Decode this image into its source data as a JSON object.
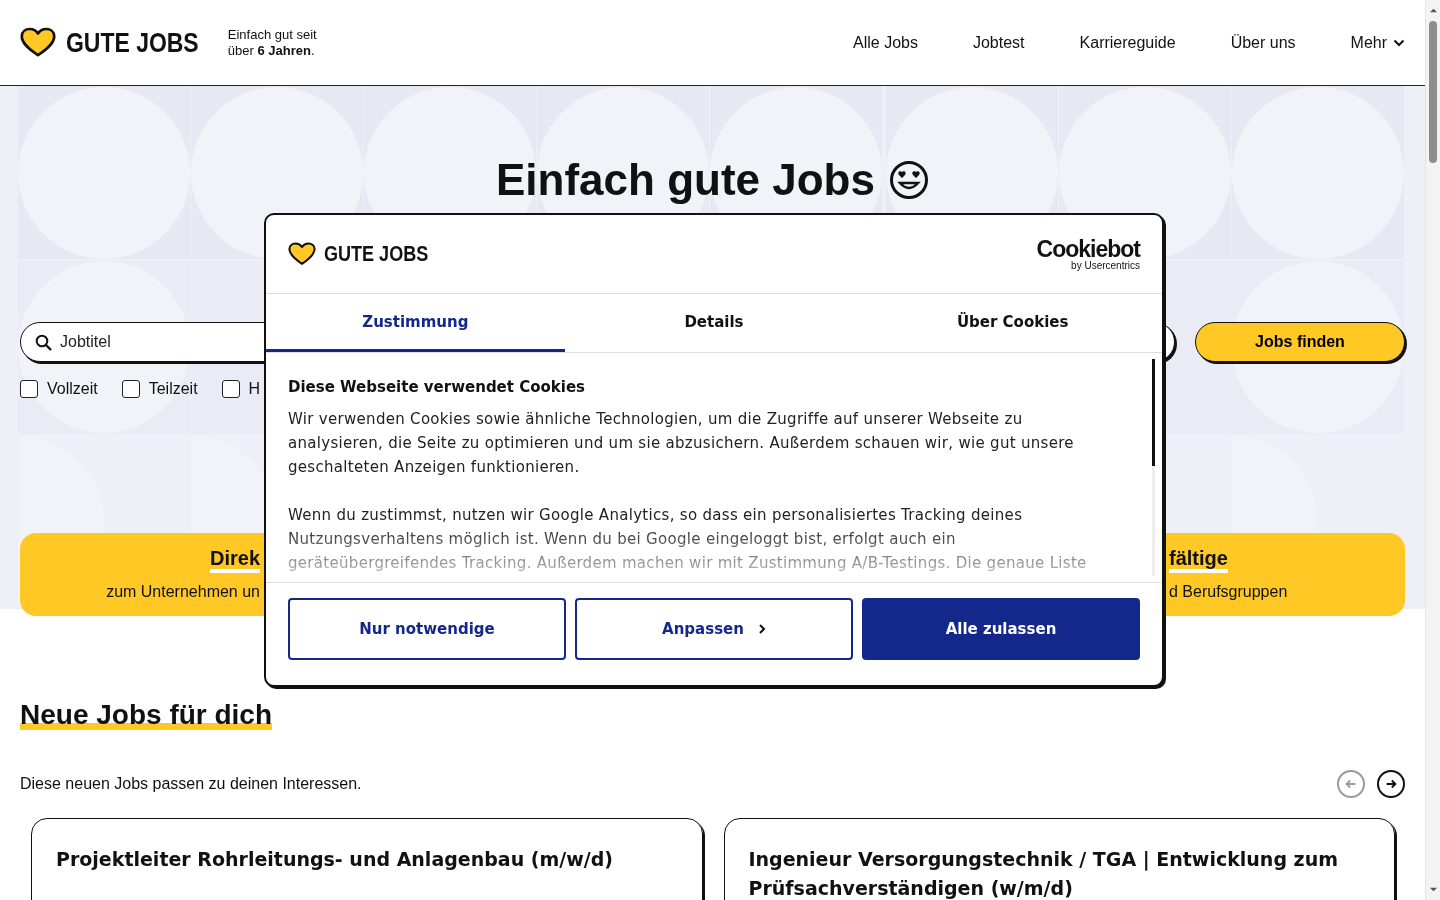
{
  "header": {
    "logo": "GUTE JOBS",
    "tagline": "Einfach gut seit über **6 Jahren**.",
    "nav": [
      {
        "label": "Alle Jobs",
        "kind": "link"
      },
      {
        "label": "Jobtest",
        "kind": "link"
      },
      {
        "label": "Karriereguide",
        "kind": "link"
      },
      {
        "label": "Über uns",
        "kind": "link"
      },
      {
        "label": "Mehr",
        "kind": "dropdown"
      }
    ]
  },
  "hero": {
    "title": "Einfach gute Jobs",
    "search": {
      "placeholder": "Jobtitel"
    },
    "filters": [
      {
        "label": "Vollzeit",
        "checked": false
      },
      {
        "label": "Teilzeit",
        "checked": false
      },
      {
        "label": "H",
        "checked": false
      }
    ],
    "submit": "Jobs finden"
  },
  "banner": {
    "left_title": "Direk",
    "left_text": "zum Unternehmen un",
    "right_title": "fältige",
    "right_text": "d Berufsgruppen"
  },
  "cookie_dialog": {
    "logo": "GUTE JOBS",
    "provider": "Cookiebot",
    "provider_sub": "by Usercentrics",
    "tabs": [
      {
        "label": "Zustimmung",
        "selected": true
      },
      {
        "label": "Details",
        "selected": false
      },
      {
        "label": "Über Cookies",
        "selected": false
      }
    ],
    "heading": "Diese Webseite verwendet Cookies",
    "paragraphs": [
      {
        "text": "Wir verwenden Cookies sowie ähnliche Technologien, um die Zugriffe auf unserer Webseite zu analysieren, die Seite zu optimieren und um sie abzusichern. Außerdem schauen wir, wie gut unsere geschalteten Anzeigen funktionieren.",
        "faded": false
      },
      {
        "text": "Wenn du zustimmst, nutzen wir Google Analytics, so dass ein personalisiertes Tracking deines Nutzungsverhaltens möglich ist. Wenn du bei Google eingeloggt bist, erfolgt auch ein geräteübergreifendes Tracking. Außerdem machen wir mit Zustimmung A/B-Testings. Die genaue Liste",
        "faded": true
      }
    ],
    "buttons": [
      {
        "label": "Nur notwendige",
        "kind": "outline"
      },
      {
        "label": "Anpassen",
        "kind": "outline-chevron"
      },
      {
        "label": "Alle zulassen",
        "kind": "primary"
      }
    ]
  },
  "new_jobs": {
    "title": "Neue Jobs für dich",
    "subtitle": "Diese neuen Jobs passen zu deinen Interessen.",
    "carousel_buttons": [
      {
        "kind": "prev",
        "disabled": true
      },
      {
        "kind": "next",
        "disabled": false
      }
    ],
    "jobs": [
      {
        "title": "Projektleiter Rohrleitungs- und Anlagenbau (m/w/d)"
      },
      {
        "title": "Ingenieur Versorgungstechnik / TGA | Entwicklung zum Prüfsachverständigen (w/m/d)"
      }
    ]
  }
}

******

Isolate each line of the listing above that includes "true". Copy it.

[Exercise result]:
        "selected": true
        "faded": true
        "disabled": true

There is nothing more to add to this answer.